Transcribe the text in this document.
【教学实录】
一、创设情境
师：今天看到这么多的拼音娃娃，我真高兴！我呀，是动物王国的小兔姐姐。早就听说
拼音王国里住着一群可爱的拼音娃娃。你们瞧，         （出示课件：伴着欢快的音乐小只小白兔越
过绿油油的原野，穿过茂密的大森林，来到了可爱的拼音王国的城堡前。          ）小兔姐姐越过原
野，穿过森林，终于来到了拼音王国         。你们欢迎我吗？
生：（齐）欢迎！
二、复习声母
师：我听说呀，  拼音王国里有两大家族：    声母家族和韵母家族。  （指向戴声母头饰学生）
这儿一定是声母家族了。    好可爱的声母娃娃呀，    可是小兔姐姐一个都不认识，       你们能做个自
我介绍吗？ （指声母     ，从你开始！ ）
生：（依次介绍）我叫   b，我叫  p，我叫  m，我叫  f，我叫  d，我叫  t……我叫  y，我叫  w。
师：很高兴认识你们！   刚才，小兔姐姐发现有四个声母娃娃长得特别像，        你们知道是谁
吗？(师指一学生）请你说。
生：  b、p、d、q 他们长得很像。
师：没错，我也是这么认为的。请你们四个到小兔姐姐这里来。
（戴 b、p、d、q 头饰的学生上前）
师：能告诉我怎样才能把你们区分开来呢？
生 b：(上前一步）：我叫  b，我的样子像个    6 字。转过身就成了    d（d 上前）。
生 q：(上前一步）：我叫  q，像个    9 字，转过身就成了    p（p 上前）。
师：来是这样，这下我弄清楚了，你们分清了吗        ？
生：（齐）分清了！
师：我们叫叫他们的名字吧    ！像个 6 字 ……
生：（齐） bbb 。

---

Brief:
Print the material once more, exactly.

Task solution:
Transcribe the text in this document.
【教学实录】
一、创设情境
师：今天看到这么多的拼音娃娃，我真高兴！我呀，是动物王国的小兔姐姐。早就听说
拼音王国里住着一群可爱的拼音娃娃。你们瞧，         （出示课件：伴着欢快的音乐小只小白兔越
过绿油油的原野，穿过茂密的大森林，来到了可爱的拼音王国的城堡前。          ）小兔姐姐越过原
野，穿过森林，终于来到了拼音王国         。你们欢迎我吗？
生：（齐）欢迎！
二、复习声母
师：我听说呀，  拼音王国里有两大家族：    声母家族和韵母家族。  （指向戴声母头饰学生）
这儿一定是声母家族了。    好可爱的声母娃娃呀，    可是小兔姐姐一个都不认识，       你们能做个自
我介绍吗？ （指声母     ，从你开始！ ）
生：（依次介绍）我叫   b，我叫  p，我叫  m，我叫  f，我叫  d，我叫  t……我叫  y，我叫  w。
师：很高兴认识你们！   刚才，小兔姐姐发现有四个声母娃娃长得特别像，        你们知道是谁
吗？(师指一学生）请你说。
生：  b、p、d、q 他们长得很像。
师：没错，我也是这么认为的。请你们四个到小兔姐姐这里来。
（戴 b、p、d、q 头饰的学生上前）
师：能告诉我怎样才能把你们区分开来呢？
生 b：(上前一步）：我叫  b，我的样子像个    6 字。转过身就成了    d（d 上前）。
生 q：(上前一步）：我叫  q，像个    9 字，转过身就成了    p（p 上前）。
师：来是这样，这下我弄清楚了，你们分清了吗        ？
生：（齐）分清了！
师：我们叫叫他们的名字吧    ！像个 6 字 ……
生：（齐） bbb 。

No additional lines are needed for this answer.